*Task directions*.
Say how many lines in the records include the string "Working", adding no other words.

*Data listing*.
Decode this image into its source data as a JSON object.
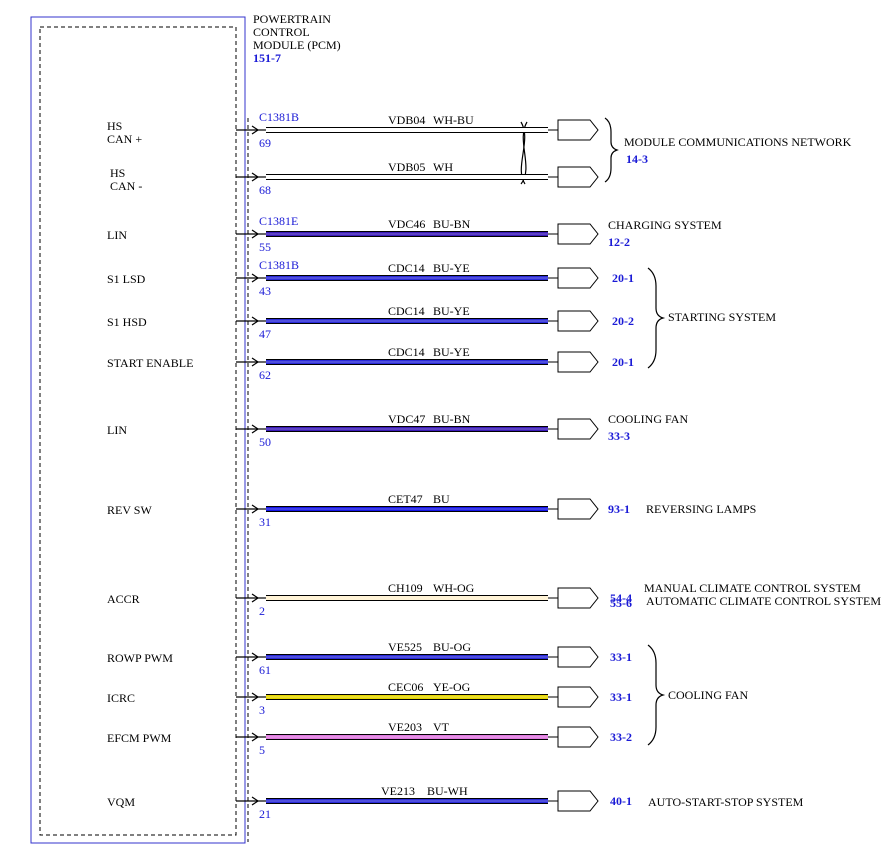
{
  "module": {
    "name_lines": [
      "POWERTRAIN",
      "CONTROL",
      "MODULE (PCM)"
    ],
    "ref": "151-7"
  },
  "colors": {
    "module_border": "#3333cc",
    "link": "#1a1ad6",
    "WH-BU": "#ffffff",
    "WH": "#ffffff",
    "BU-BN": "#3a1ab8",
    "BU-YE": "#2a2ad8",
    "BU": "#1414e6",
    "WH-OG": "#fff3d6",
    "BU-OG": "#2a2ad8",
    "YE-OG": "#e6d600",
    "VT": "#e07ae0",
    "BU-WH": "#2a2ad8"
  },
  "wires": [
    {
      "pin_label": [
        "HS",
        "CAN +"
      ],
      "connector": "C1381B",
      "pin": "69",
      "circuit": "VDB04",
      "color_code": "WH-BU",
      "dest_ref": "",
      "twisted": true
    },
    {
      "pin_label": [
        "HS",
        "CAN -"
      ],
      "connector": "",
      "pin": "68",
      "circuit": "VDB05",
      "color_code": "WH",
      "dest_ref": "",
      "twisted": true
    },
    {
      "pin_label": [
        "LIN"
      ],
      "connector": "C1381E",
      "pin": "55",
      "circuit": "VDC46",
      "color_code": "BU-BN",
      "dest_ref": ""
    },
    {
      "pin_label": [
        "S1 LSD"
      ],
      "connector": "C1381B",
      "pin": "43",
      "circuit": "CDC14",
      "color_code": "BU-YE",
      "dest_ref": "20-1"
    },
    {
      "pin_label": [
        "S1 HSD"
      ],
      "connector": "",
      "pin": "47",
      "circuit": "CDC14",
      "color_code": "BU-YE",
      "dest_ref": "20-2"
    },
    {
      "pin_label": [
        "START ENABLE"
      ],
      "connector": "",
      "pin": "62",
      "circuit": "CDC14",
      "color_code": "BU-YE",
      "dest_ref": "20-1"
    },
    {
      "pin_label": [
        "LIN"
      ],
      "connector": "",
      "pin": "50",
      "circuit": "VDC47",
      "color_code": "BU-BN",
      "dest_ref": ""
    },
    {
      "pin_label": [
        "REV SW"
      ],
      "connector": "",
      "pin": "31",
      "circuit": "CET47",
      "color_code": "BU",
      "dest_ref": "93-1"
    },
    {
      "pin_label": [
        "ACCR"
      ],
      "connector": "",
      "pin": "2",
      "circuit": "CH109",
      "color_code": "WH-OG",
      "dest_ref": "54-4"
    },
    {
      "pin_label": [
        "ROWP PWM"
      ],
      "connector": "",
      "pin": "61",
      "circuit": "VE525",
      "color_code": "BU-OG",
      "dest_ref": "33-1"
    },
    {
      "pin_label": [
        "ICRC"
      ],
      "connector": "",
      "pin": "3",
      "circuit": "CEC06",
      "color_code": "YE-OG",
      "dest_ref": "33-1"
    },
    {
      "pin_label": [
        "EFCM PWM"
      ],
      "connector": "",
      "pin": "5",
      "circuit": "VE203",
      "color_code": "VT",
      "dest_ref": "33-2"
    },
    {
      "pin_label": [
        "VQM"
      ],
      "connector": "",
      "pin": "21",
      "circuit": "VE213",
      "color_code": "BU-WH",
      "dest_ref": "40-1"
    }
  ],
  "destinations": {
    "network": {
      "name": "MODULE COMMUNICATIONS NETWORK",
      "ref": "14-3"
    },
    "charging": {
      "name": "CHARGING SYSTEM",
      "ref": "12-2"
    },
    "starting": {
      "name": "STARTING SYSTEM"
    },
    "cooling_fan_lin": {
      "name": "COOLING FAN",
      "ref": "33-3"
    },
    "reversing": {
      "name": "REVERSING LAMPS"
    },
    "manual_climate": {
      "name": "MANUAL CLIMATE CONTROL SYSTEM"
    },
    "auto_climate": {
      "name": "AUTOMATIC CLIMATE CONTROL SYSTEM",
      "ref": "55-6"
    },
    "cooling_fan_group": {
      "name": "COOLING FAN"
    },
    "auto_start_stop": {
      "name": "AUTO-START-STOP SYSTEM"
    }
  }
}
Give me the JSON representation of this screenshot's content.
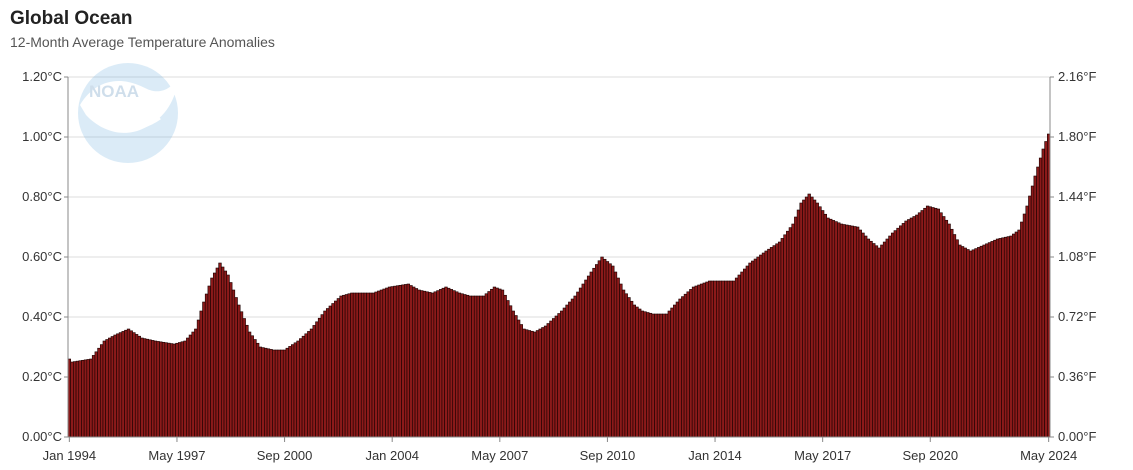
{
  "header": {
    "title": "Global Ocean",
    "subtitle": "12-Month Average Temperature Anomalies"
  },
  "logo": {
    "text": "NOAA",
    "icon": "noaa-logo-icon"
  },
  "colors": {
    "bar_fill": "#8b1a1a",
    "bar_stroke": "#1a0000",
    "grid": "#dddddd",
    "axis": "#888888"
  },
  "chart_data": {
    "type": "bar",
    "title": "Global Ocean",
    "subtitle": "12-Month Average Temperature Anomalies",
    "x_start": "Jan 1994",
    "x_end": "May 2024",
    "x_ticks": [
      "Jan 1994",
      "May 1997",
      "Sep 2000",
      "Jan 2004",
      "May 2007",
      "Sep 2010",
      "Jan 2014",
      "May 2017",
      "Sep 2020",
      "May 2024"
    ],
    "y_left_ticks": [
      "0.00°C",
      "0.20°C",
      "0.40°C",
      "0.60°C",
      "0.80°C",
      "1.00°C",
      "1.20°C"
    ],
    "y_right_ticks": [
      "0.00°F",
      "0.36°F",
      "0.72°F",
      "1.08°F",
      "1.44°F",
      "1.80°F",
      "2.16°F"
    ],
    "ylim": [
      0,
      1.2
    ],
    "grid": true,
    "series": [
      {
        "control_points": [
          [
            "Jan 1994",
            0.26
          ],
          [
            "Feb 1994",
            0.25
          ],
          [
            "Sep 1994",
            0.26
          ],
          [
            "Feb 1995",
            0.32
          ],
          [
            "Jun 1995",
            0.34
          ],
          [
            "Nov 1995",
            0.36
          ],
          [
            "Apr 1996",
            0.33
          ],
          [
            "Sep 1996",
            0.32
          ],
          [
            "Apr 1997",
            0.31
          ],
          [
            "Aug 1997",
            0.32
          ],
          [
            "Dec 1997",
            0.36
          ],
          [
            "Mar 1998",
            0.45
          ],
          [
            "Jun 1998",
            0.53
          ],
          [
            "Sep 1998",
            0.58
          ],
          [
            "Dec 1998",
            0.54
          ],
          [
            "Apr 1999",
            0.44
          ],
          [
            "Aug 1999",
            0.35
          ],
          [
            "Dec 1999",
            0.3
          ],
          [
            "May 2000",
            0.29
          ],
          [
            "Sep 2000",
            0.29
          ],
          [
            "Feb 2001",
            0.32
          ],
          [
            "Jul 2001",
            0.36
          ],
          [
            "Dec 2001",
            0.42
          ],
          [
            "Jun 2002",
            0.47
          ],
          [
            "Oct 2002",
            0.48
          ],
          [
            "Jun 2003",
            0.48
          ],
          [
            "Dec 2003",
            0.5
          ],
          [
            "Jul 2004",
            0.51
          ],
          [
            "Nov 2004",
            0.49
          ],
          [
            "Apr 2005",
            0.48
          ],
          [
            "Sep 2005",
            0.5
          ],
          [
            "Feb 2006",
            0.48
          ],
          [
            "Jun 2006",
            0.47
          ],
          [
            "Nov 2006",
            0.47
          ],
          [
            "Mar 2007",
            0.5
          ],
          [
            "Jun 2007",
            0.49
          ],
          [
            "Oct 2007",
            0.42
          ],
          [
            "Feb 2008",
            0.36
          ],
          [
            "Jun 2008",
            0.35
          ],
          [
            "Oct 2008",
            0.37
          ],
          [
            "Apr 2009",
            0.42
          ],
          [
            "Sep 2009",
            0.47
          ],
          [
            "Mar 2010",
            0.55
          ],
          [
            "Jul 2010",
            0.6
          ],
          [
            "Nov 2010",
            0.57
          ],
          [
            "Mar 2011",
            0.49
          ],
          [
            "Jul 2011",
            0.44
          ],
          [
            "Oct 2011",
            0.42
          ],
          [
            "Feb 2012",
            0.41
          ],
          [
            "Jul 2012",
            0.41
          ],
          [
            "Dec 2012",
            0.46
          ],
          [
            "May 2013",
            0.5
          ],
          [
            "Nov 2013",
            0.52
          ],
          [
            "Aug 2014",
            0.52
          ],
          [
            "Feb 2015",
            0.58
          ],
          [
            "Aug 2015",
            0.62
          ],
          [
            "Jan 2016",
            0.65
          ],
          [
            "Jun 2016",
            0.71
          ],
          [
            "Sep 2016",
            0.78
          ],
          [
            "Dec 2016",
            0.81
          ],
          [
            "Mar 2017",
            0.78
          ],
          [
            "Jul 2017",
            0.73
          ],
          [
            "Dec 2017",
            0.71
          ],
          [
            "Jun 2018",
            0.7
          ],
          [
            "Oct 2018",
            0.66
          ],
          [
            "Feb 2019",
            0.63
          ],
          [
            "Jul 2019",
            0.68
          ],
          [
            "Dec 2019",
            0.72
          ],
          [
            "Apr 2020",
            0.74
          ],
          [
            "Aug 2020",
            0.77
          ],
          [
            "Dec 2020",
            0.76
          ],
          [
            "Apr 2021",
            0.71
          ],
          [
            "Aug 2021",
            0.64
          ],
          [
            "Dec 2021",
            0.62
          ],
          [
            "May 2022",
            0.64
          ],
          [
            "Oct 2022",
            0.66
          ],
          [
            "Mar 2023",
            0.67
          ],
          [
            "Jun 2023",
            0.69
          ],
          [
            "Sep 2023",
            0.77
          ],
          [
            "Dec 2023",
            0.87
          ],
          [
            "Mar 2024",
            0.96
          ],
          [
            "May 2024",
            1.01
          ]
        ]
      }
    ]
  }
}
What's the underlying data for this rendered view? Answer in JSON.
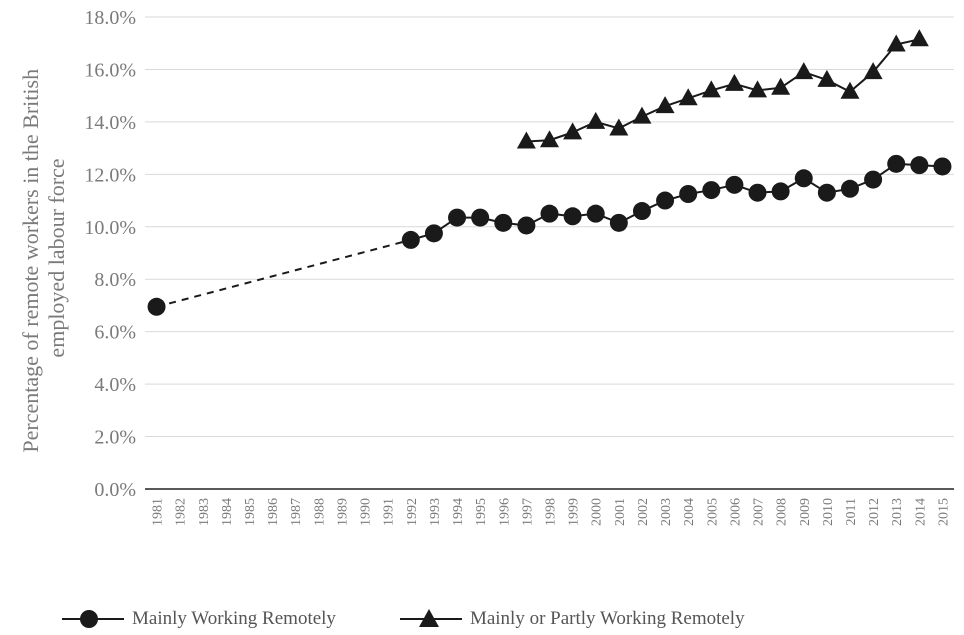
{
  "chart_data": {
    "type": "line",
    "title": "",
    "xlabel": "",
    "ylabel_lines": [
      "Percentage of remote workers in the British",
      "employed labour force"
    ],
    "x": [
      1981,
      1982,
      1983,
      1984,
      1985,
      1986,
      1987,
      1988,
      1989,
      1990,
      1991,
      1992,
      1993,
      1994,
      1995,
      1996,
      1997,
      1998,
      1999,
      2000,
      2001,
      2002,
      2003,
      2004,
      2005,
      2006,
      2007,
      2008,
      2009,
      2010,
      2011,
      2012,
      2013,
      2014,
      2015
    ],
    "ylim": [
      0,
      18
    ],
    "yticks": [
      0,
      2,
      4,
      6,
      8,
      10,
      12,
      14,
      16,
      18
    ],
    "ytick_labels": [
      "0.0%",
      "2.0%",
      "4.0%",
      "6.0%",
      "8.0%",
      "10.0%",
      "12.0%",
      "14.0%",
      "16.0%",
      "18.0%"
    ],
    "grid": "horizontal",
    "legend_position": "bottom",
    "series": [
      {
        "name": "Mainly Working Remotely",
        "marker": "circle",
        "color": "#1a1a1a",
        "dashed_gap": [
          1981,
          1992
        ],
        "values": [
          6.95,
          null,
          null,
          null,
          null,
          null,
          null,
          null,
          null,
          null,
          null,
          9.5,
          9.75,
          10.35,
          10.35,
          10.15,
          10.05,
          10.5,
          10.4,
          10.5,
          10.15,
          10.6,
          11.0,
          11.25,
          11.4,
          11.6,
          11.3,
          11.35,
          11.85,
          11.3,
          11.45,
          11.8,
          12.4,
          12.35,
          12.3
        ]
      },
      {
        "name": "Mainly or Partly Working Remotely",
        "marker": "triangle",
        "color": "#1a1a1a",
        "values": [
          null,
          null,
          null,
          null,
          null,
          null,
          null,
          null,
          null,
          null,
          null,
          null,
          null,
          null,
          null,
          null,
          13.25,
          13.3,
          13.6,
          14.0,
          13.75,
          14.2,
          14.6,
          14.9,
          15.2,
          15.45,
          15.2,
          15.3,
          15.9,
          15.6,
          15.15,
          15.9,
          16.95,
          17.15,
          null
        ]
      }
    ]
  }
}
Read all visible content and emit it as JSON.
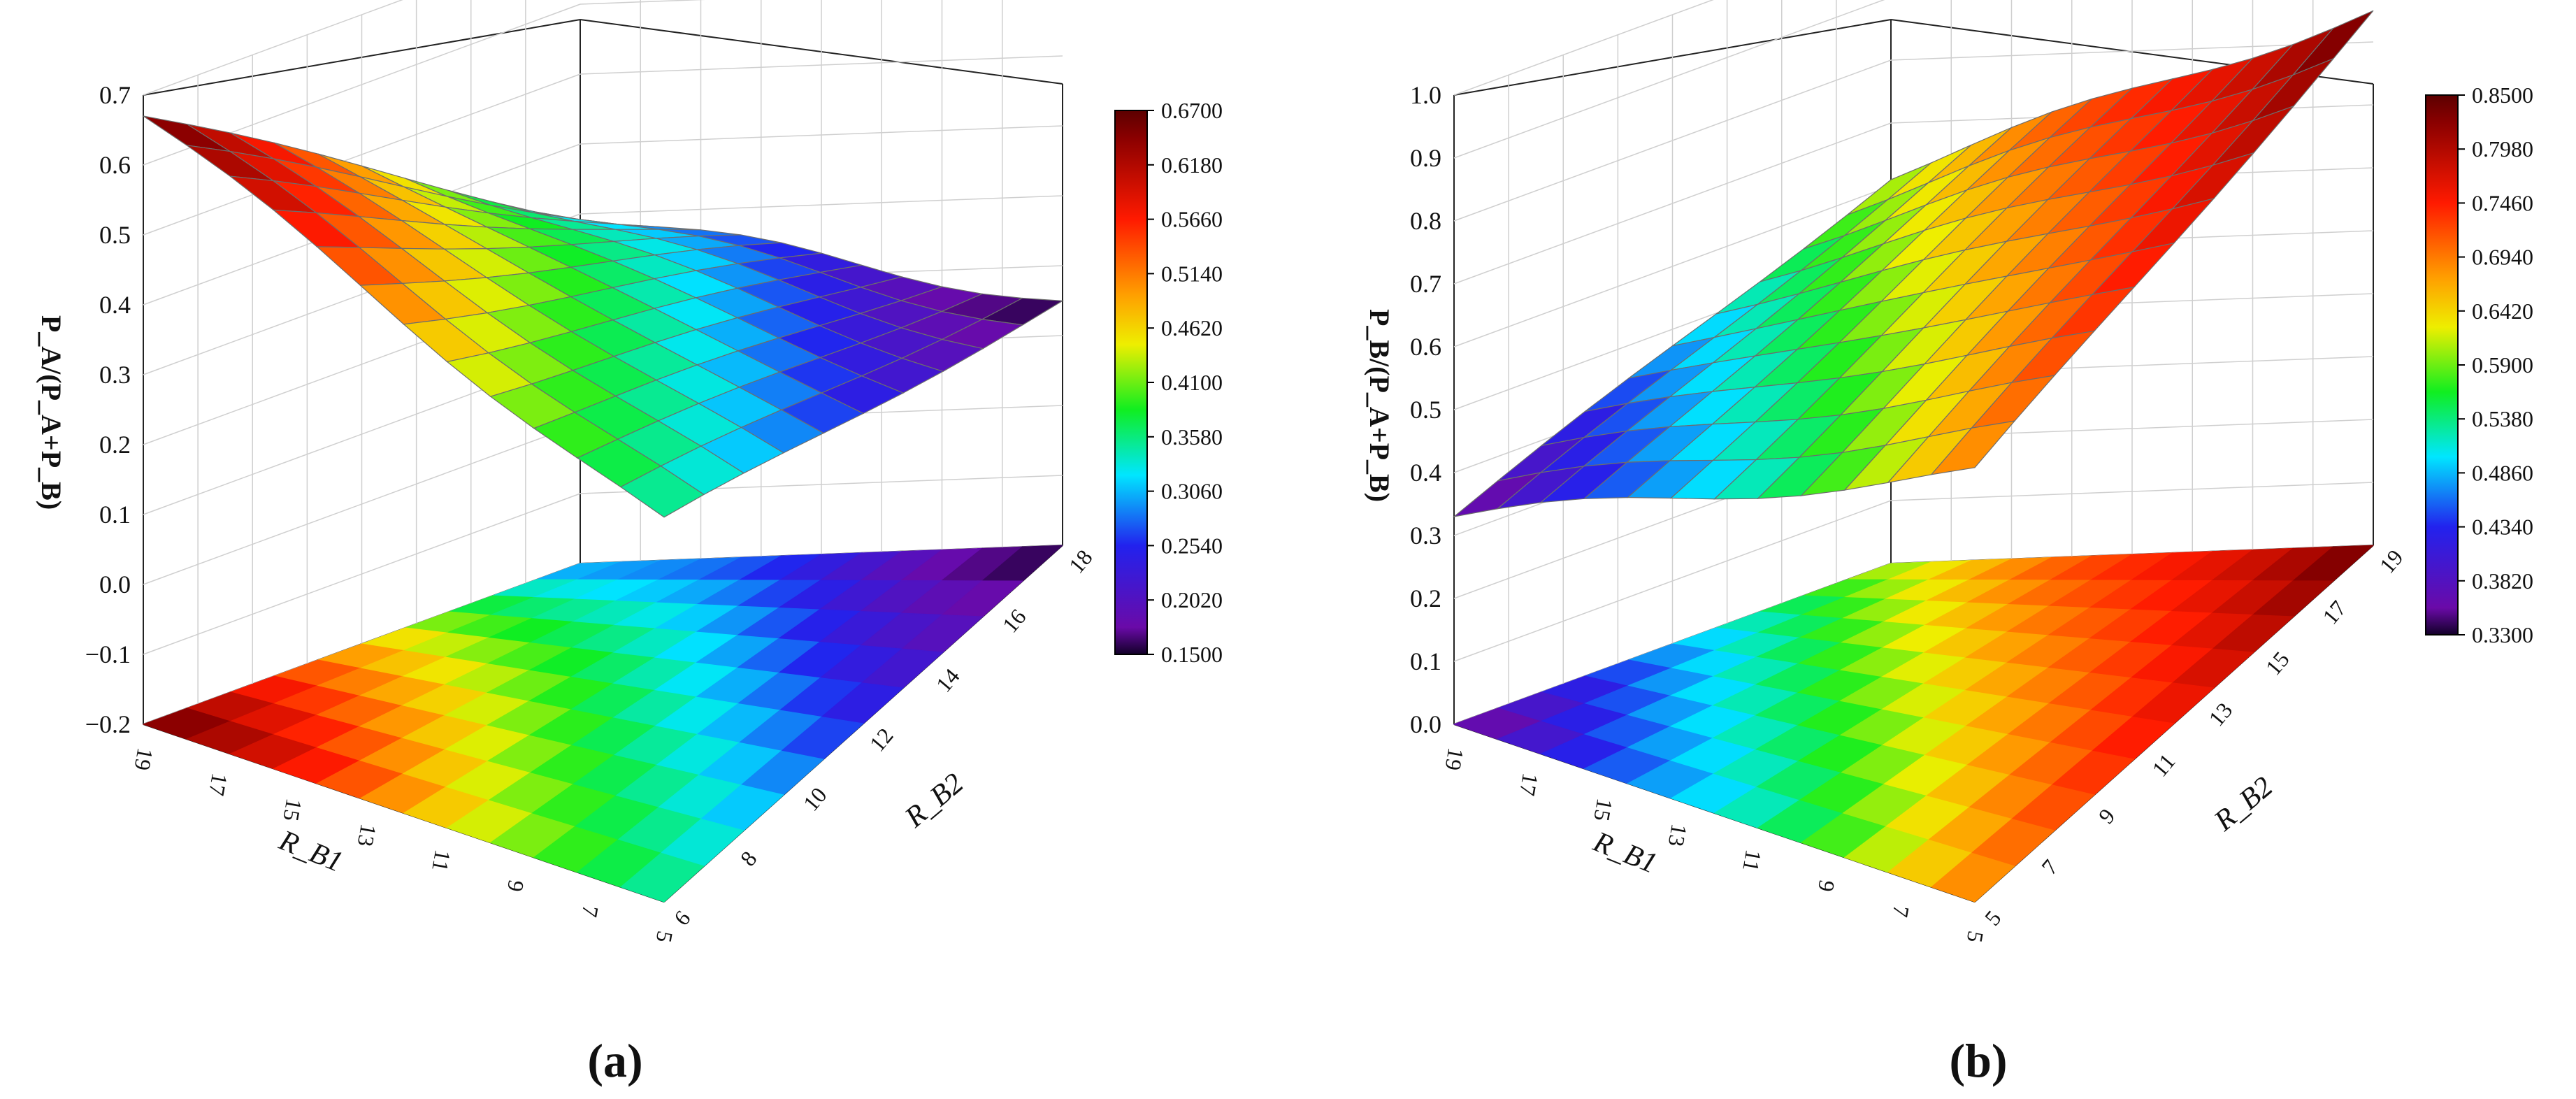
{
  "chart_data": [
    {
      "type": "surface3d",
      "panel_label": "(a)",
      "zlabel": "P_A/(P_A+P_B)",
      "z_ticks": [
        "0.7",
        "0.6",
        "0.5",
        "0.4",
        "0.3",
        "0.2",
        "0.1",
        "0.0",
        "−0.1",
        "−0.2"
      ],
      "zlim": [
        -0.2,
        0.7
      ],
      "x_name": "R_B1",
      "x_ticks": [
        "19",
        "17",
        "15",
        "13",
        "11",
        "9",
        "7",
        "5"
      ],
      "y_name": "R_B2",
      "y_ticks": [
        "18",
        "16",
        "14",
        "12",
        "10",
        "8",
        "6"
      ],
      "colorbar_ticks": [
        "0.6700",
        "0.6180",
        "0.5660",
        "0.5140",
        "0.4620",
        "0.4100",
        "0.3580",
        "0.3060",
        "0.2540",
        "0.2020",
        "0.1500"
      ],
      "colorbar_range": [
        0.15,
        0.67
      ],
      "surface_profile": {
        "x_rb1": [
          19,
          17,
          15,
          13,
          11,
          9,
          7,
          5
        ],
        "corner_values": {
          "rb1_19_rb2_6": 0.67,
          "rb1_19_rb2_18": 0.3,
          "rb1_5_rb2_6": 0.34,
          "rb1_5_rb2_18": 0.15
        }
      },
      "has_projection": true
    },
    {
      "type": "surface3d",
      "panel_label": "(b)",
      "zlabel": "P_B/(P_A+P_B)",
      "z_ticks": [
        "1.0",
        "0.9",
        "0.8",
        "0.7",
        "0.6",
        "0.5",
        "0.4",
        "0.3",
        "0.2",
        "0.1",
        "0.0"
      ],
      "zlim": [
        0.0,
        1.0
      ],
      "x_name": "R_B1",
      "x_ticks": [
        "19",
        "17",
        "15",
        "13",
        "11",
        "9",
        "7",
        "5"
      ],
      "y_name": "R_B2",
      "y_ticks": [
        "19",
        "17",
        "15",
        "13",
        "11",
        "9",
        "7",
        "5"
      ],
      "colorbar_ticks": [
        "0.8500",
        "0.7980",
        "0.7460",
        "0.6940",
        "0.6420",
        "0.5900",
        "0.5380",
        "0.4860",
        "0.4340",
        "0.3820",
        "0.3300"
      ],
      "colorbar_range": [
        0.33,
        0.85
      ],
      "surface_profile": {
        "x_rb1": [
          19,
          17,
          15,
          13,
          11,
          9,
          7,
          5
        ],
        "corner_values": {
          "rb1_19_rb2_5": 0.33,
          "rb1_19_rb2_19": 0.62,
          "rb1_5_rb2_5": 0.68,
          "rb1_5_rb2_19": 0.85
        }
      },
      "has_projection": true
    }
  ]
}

*Problem solution*.
2